| Records provided |
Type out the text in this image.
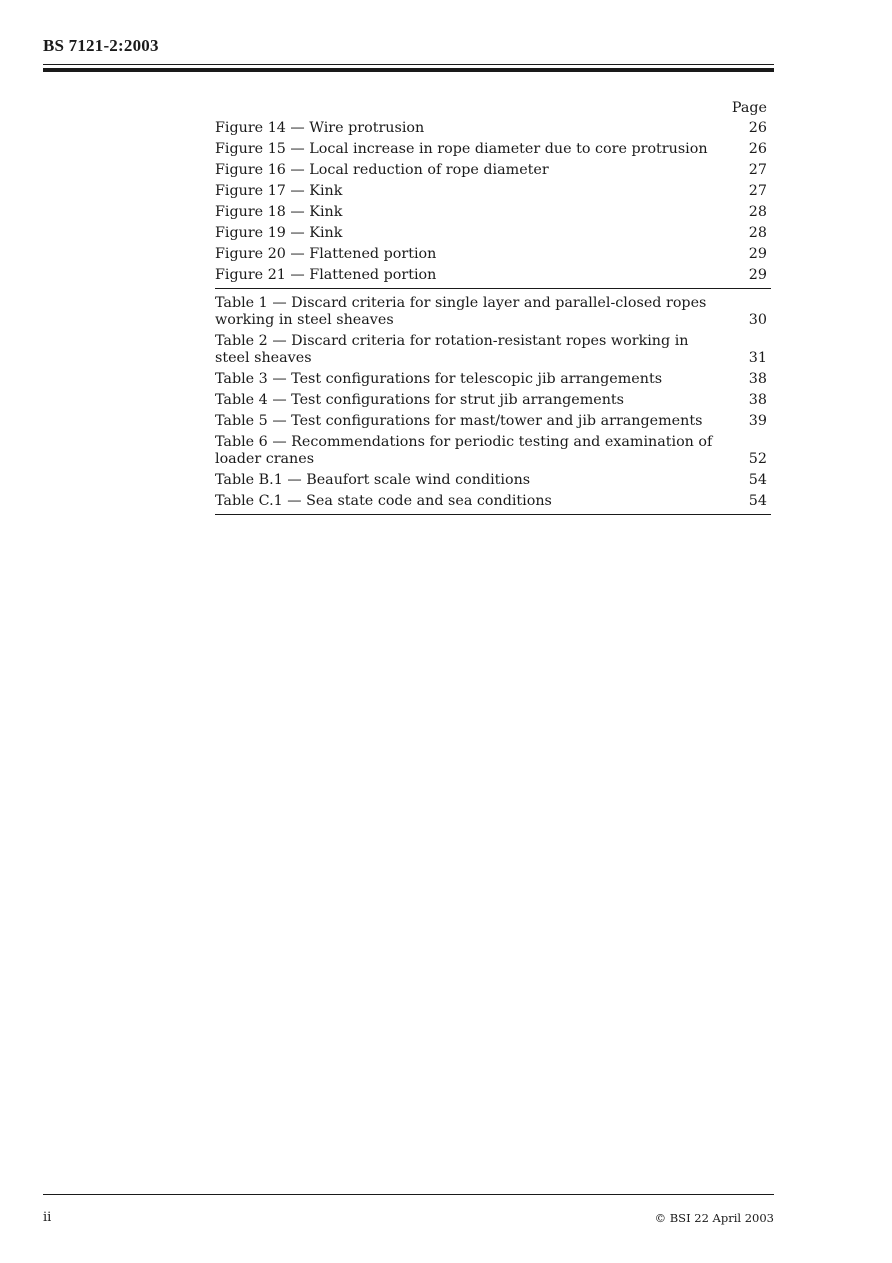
BS 7121-2:2003
Page
Figure 14 — Wire protrusion	26
Figure 15 — Local increase in rope diameter due to core protrusion	26
Figure 16 — Local reduction of rope diameter	27
Figure 17 — Kink	27
Figure 18 — Kink	28
Figure 19 — Kink	28
Figure 20 — Flattened portion	29
Figure 21 — Flattened portion	29
Table 1 — Discard criteria for single layer and parallel-closed ropes working in steel sheaves	30
Table 2 — Discard criteria for rotation-resistant ropes working in steel sheaves	31
Table 3 — Test configurations for telescopic jib arrangements	38
Table 4 — Test configurations for strut jib arrangements	38
Table 5 — Test configurations for mast/tower and jib arrangements	39
Table 6 — Recommendations for periodic testing and examination of loader cranes	52
Table B.1 — Beaufort scale wind conditions	54
Table C.1 — Sea state code and sea conditions	54
ii	© BSI 22 April 2003
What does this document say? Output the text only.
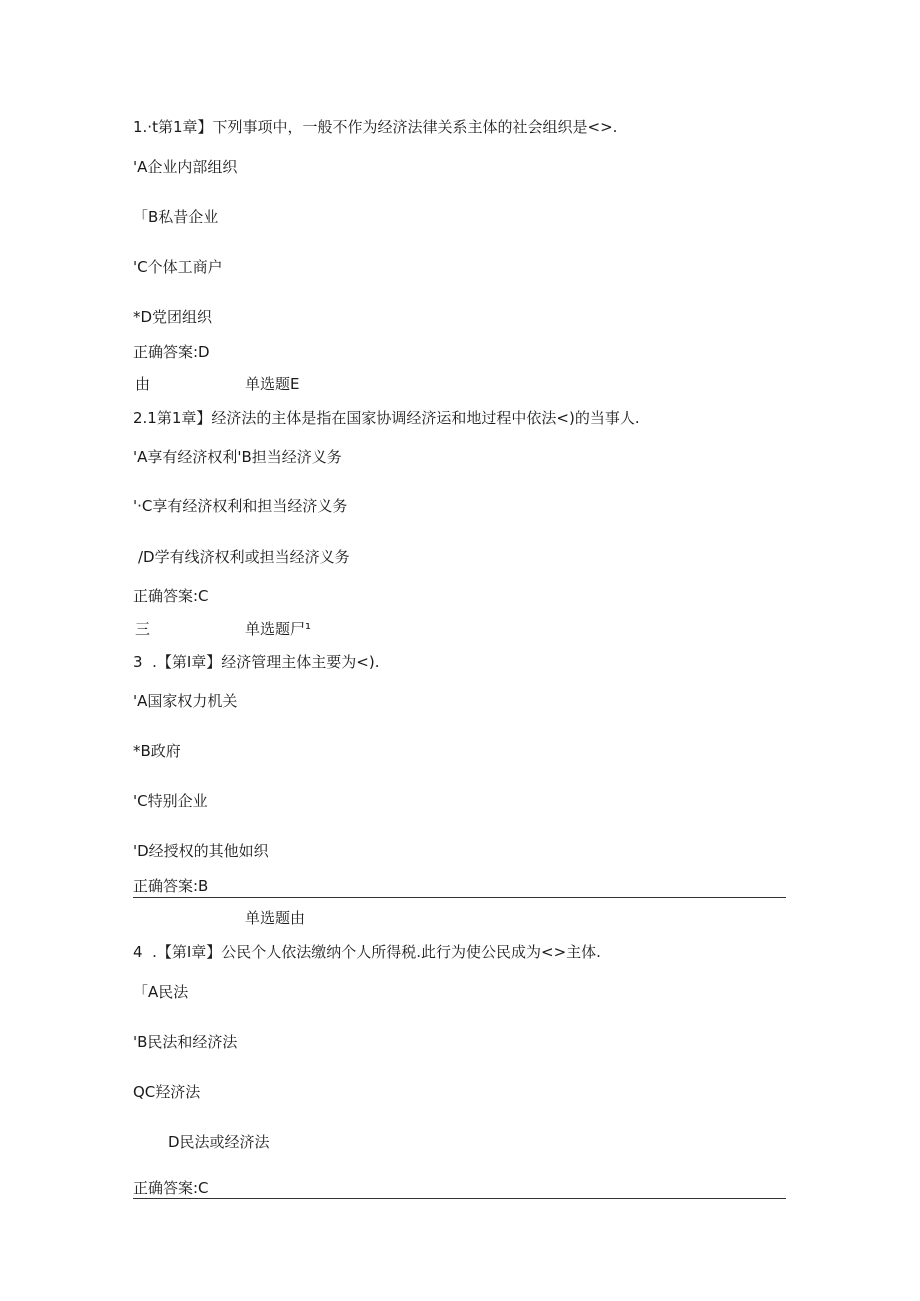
1.·t第1章】下列事项中，一般不作为经济法律关系主体的社会组织是<>.
'A企业内部组织
「B私昔企业
'C个体工商户
*D党团组织
正确答案:D
由	单选题E
2.1第1章】经济法的主体是指在国家协调经济运和地过程中依法<)的当事人.
'A享有经济权利'B担当经济义务
'·C享有经济权利和担当经济义务
/D学有线济权利或担当经济义务
正确答案:C
三	单选题尸¹
3  .【第I章】经济管理主体主要为<).
'A国家权力机关
*B政府
'C特别企业
'D经授权的其他如织
正确答案:B
单选题由
4  .【第I章】公民个人依法缴纳个人所得税.此行为使公民成为<>主体.
「A民法
'B民法和经济法
QC羟济法
D民法或经济法
正确答案:C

| Exercise |
Return all the lines that contain the string "Local".

| Finished task |
Figure 15 — Local increase in rope diameter due to core protrusion	26
Figure 16 — Local reduction of rope diameter	27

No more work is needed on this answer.